What you should do
Without the pictures, write out all the lines below exactly as they appear.

Listing
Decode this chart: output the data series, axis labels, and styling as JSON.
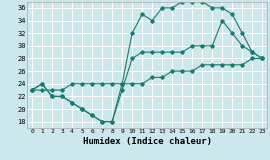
{
  "xlabel": "Humidex (Indice chaleur)",
  "background_color": "#cce8ec",
  "grid_color": "#ffffff",
  "line_color": "#1a7a6e",
  "xlim": [
    -0.5,
    23.5
  ],
  "ylim": [
    17,
    37
  ],
  "xticks": [
    0,
    1,
    2,
    3,
    4,
    5,
    6,
    7,
    8,
    9,
    10,
    11,
    12,
    13,
    14,
    15,
    16,
    17,
    18,
    19,
    20,
    21,
    22,
    23
  ],
  "yticks": [
    18,
    20,
    22,
    24,
    26,
    28,
    30,
    32,
    34,
    36
  ],
  "line1_x": [
    0,
    1,
    2,
    3,
    4,
    5,
    6,
    7,
    8,
    9,
    10,
    11,
    12,
    13,
    14,
    15,
    16,
    17,
    18,
    19,
    20,
    21,
    22,
    23
  ],
  "line1_y": [
    23,
    24,
    22,
    22,
    21,
    20,
    19,
    18,
    18,
    24,
    32,
    35,
    34,
    36,
    36,
    37,
    37,
    37,
    36,
    36,
    35,
    32,
    29,
    28
  ],
  "line2_x": [
    0,
    1,
    2,
    3,
    4,
    5,
    6,
    7,
    8,
    9,
    10,
    11,
    12,
    13,
    14,
    15,
    16,
    17,
    18,
    19,
    20,
    21,
    22,
    23
  ],
  "line2_y": [
    23,
    24,
    22,
    22,
    21,
    20,
    19,
    18,
    18,
    23,
    28,
    29,
    29,
    29,
    29,
    29,
    30,
    30,
    30,
    34,
    32,
    30,
    29,
    28
  ],
  "line3_x": [
    0,
    1,
    2,
    3,
    4,
    5,
    6,
    7,
    8,
    9,
    10,
    11,
    12,
    13,
    14,
    15,
    16,
    17,
    18,
    19,
    20,
    21,
    22,
    23
  ],
  "line3_y": [
    23,
    23,
    23,
    23,
    24,
    24,
    24,
    24,
    24,
    24,
    24,
    24,
    25,
    25,
    26,
    26,
    26,
    27,
    27,
    27,
    27,
    27,
    28,
    28
  ]
}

Answer to this problem
Decode this chart: output the data series, axis labels, and styling as JSON.
{
  "xlabel": "Humidex (Indice chaleur)",
  "background_color": "#cce8ec",
  "grid_color": "#ffffff",
  "line_color": "#1a7a6e",
  "xlim": [
    -0.5,
    23.5
  ],
  "ylim": [
    17,
    37
  ],
  "xticks": [
    0,
    1,
    2,
    3,
    4,
    5,
    6,
    7,
    8,
    9,
    10,
    11,
    12,
    13,
    14,
    15,
    16,
    17,
    18,
    19,
    20,
    21,
    22,
    23
  ],
  "yticks": [
    18,
    20,
    22,
    24,
    26,
    28,
    30,
    32,
    34,
    36
  ],
  "line1_x": [
    0,
    1,
    2,
    3,
    4,
    5,
    6,
    7,
    8,
    9,
    10,
    11,
    12,
    13,
    14,
    15,
    16,
    17,
    18,
    19,
    20,
    21,
    22,
    23
  ],
  "line1_y": [
    23,
    24,
    22,
    22,
    21,
    20,
    19,
    18,
    18,
    24,
    32,
    35,
    34,
    36,
    36,
    37,
    37,
    37,
    36,
    36,
    35,
    32,
    29,
    28
  ],
  "line2_x": [
    0,
    1,
    2,
    3,
    4,
    5,
    6,
    7,
    8,
    9,
    10,
    11,
    12,
    13,
    14,
    15,
    16,
    17,
    18,
    19,
    20,
    21,
    22,
    23
  ],
  "line2_y": [
    23,
    24,
    22,
    22,
    21,
    20,
    19,
    18,
    18,
    23,
    28,
    29,
    29,
    29,
    29,
    29,
    30,
    30,
    30,
    34,
    32,
    30,
    29,
    28
  ],
  "line3_x": [
    0,
    1,
    2,
    3,
    4,
    5,
    6,
    7,
    8,
    9,
    10,
    11,
    12,
    13,
    14,
    15,
    16,
    17,
    18,
    19,
    20,
    21,
    22,
    23
  ],
  "line3_y": [
    23,
    23,
    23,
    23,
    24,
    24,
    24,
    24,
    24,
    24,
    24,
    24,
    25,
    25,
    26,
    26,
    26,
    27,
    27,
    27,
    27,
    27,
    28,
    28
  ]
}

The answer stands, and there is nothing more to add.